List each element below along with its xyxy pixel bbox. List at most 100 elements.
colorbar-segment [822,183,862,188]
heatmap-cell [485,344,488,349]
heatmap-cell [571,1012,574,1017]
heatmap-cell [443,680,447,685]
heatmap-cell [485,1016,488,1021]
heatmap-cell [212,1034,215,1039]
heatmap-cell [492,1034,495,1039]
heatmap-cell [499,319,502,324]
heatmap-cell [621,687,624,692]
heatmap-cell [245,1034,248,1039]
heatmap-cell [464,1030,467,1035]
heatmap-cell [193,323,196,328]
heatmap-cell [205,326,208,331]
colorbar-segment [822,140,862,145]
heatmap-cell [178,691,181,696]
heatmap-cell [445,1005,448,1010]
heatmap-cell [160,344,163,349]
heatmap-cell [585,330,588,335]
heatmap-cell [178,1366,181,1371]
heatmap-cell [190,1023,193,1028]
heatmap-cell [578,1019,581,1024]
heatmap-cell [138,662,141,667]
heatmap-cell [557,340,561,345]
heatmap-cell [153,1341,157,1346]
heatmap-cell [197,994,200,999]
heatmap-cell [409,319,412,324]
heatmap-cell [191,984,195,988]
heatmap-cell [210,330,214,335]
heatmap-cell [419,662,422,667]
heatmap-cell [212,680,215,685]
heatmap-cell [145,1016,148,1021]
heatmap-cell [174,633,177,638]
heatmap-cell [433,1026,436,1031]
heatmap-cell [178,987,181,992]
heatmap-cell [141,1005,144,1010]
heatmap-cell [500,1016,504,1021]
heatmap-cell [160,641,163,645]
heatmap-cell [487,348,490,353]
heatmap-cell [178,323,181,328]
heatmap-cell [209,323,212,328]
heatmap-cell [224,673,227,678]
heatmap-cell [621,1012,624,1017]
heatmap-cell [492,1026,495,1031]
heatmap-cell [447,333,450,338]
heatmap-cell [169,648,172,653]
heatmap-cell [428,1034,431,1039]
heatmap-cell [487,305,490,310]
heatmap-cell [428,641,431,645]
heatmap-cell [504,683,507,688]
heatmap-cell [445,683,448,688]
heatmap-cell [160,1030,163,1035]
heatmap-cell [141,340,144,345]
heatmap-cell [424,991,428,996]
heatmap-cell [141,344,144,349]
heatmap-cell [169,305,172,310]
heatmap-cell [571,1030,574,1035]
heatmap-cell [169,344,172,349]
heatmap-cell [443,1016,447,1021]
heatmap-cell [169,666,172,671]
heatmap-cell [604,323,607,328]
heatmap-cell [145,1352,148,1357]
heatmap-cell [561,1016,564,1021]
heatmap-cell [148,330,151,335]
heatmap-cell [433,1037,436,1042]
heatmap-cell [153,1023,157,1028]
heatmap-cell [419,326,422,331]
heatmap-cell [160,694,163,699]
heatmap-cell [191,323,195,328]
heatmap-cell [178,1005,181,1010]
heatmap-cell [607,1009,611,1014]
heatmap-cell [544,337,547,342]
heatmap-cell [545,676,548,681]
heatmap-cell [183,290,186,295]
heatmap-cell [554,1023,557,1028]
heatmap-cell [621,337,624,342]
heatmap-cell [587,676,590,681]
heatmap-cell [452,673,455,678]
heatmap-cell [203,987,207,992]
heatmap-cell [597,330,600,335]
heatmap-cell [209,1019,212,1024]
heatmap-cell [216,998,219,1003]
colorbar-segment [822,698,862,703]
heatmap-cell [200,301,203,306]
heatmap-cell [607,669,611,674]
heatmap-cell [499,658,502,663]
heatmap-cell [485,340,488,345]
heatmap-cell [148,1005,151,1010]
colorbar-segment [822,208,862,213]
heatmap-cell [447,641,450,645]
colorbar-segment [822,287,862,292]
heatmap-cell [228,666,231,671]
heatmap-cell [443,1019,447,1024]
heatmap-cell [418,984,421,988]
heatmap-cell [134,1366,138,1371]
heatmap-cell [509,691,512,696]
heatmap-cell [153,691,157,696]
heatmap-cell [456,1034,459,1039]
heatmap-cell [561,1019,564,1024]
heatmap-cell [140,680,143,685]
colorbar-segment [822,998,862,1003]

PROBLEM REQUIREMENTS -> Copy every row above verbatim, one per line and in the same order.

ANSWER BELOW ->
List each element below along with its xyxy pixel bbox. List at most 100 elements.
colorbar-segment [822,183,862,188]
heatmap-cell [485,344,488,349]
heatmap-cell [571,1012,574,1017]
heatmap-cell [443,680,447,685]
heatmap-cell [485,1016,488,1021]
heatmap-cell [212,1034,215,1039]
heatmap-cell [492,1034,495,1039]
heatmap-cell [499,319,502,324]
heatmap-cell [621,687,624,692]
heatmap-cell [245,1034,248,1039]
heatmap-cell [464,1030,467,1035]
heatmap-cell [193,323,196,328]
heatmap-cell [205,326,208,331]
colorbar-segment [822,140,862,145]
heatmap-cell [178,691,181,696]
heatmap-cell [445,1005,448,1010]
heatmap-cell [160,344,163,349]
heatmap-cell [585,330,588,335]
heatmap-cell [178,1366,181,1371]
heatmap-cell [190,1023,193,1028]
heatmap-cell [578,1019,581,1024]
heatmap-cell [138,662,141,667]
heatmap-cell [557,340,561,345]
heatmap-cell [153,1341,157,1346]
heatmap-cell [197,994,200,999]
heatmap-cell [409,319,412,324]
heatmap-cell [191,984,195,988]
heatmap-cell [210,330,214,335]
heatmap-cell [419,662,422,667]
heatmap-cell [212,680,215,685]
heatmap-cell [145,1016,148,1021]
heatmap-cell [174,633,177,638]
heatmap-cell [433,1026,436,1031]
heatmap-cell [178,987,181,992]
heatmap-cell [141,1005,144,1010]
heatmap-cell [500,1016,504,1021]
heatmap-cell [160,641,163,645]
heatmap-cell [487,348,490,353]
heatmap-cell [178,323,181,328]
heatmap-cell [209,323,212,328]
heatmap-cell [224,673,227,678]
heatmap-cell [621,1012,624,1017]
heatmap-cell [492,1026,495,1031]
heatmap-cell [447,333,450,338]
heatmap-cell [169,648,172,653]
heatmap-cell [428,1034,431,1039]
heatmap-cell [487,305,490,310]
heatmap-cell [428,641,431,645]
heatmap-cell [504,683,507,688]
heatmap-cell [445,683,448,688]
heatmap-cell [160,1030,163,1035]
heatmap-cell [141,340,144,345]
heatmap-cell [424,991,428,996]
heatmap-cell [141,344,144,349]
heatmap-cell [169,305,172,310]
heatmap-cell [571,1030,574,1035]
heatmap-cell [169,344,172,349]
heatmap-cell [443,1016,447,1021]
heatmap-cell [169,666,172,671]
heatmap-cell [604,323,607,328]
heatmap-cell [145,1352,148,1357]
heatmap-cell [561,1016,564,1021]
heatmap-cell [148,330,151,335]
heatmap-cell [433,1037,436,1042]
heatmap-cell [153,1023,157,1028]
heatmap-cell [419,326,422,331]
heatmap-cell [160,694,163,699]
heatmap-cell [191,323,195,328]
heatmap-cell [178,1005,181,1010]
heatmap-cell [607,1009,611,1014]
heatmap-cell [544,337,547,342]
heatmap-cell [545,676,548,681]
heatmap-cell [183,290,186,295]
heatmap-cell [554,1023,557,1028]
heatmap-cell [621,337,624,342]
heatmap-cell [587,676,590,681]
heatmap-cell [452,673,455,678]
heatmap-cell [203,987,207,992]
heatmap-cell [597,330,600,335]
heatmap-cell [209,1019,212,1024]
heatmap-cell [216,998,219,1003]
colorbar-segment [822,698,862,703]
heatmap-cell [200,301,203,306]
heatmap-cell [607,669,611,674]
heatmap-cell [499,658,502,663]
heatmap-cell [485,340,488,345]
heatmap-cell [148,1005,151,1010]
colorbar-segment [822,208,862,213]
heatmap-cell [447,641,450,645]
colorbar-segment [822,287,862,292]
heatmap-cell [228,666,231,671]
heatmap-cell [443,1019,447,1024]
heatmap-cell [418,984,421,988]
heatmap-cell [134,1366,138,1371]
heatmap-cell [509,691,512,696]
heatmap-cell [153,691,157,696]
heatmap-cell [456,1034,459,1039]
heatmap-cell [561,1019,564,1024]
heatmap-cell [140,680,143,685]
colorbar-segment [822,998,862,1003]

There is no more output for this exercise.